**PROBLEM DETAILS:** Check each line of the records below for the word "goodlakich" and copy those where it appears.

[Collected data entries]
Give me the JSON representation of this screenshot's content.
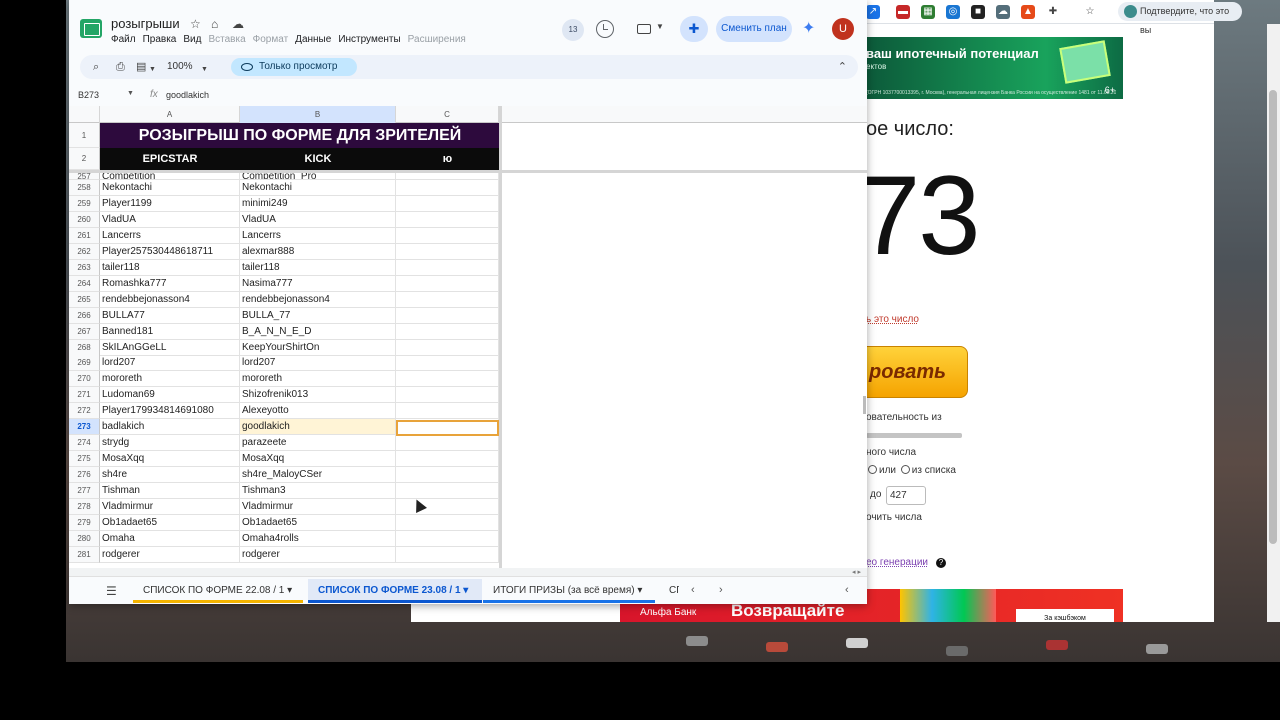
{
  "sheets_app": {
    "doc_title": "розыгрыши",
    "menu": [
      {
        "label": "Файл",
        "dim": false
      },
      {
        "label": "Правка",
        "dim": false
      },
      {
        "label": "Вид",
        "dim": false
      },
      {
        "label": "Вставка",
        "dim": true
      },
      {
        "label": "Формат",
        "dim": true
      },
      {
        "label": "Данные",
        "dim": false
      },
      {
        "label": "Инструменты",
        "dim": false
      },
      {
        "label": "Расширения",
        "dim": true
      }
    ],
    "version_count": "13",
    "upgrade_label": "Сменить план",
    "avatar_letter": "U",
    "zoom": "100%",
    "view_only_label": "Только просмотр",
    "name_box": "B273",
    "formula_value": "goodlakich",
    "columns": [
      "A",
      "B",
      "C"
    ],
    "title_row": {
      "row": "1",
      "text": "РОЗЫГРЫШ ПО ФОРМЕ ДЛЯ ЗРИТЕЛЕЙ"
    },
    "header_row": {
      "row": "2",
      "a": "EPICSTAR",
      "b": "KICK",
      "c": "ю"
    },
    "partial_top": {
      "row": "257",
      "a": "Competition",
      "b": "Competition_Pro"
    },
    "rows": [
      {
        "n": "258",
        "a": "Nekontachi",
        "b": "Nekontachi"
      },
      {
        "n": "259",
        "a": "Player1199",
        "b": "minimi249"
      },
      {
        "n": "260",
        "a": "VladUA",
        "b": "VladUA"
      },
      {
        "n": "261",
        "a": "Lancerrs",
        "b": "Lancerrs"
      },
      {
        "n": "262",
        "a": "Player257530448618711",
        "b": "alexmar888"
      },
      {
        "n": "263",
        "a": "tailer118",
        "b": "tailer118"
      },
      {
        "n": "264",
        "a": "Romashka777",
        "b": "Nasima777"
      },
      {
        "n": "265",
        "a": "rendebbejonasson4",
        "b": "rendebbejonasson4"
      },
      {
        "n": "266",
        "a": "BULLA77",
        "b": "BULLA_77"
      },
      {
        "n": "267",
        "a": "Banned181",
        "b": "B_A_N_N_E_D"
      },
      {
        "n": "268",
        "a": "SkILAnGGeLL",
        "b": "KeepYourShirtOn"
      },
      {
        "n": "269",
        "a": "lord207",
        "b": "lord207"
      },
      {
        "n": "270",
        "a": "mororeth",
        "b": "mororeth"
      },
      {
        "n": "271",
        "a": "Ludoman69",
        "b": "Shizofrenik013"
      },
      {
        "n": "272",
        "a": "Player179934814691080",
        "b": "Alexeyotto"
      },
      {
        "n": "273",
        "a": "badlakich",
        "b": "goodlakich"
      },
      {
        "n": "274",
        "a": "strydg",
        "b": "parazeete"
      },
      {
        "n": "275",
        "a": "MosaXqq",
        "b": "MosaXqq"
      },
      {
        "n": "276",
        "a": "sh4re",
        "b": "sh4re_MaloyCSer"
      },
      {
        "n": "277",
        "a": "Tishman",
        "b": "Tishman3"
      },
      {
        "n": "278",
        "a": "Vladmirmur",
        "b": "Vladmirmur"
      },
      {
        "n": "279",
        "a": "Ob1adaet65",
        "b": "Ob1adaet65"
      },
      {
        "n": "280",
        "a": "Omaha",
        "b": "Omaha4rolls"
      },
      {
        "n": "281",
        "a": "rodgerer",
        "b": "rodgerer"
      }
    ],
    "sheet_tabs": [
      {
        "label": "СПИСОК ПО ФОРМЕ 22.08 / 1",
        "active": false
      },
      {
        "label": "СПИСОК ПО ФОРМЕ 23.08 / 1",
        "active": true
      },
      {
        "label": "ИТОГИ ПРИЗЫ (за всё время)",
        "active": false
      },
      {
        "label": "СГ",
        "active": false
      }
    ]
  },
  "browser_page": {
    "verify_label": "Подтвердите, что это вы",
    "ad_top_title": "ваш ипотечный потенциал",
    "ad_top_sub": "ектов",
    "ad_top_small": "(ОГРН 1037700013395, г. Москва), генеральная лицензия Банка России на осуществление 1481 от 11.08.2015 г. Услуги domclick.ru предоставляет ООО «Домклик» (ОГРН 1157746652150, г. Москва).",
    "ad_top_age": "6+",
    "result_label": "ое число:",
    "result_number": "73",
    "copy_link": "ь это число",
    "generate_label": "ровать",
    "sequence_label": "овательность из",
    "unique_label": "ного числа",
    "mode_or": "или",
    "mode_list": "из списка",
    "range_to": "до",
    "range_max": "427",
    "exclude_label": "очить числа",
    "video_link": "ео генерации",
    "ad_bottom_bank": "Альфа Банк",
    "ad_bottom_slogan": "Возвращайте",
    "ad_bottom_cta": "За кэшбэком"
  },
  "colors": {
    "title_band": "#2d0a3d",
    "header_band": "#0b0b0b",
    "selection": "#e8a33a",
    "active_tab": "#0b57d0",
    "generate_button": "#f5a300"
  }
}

**TASK OUTPUT:**
    "formula_value": "goodlakich",
        "b": "goodlakich"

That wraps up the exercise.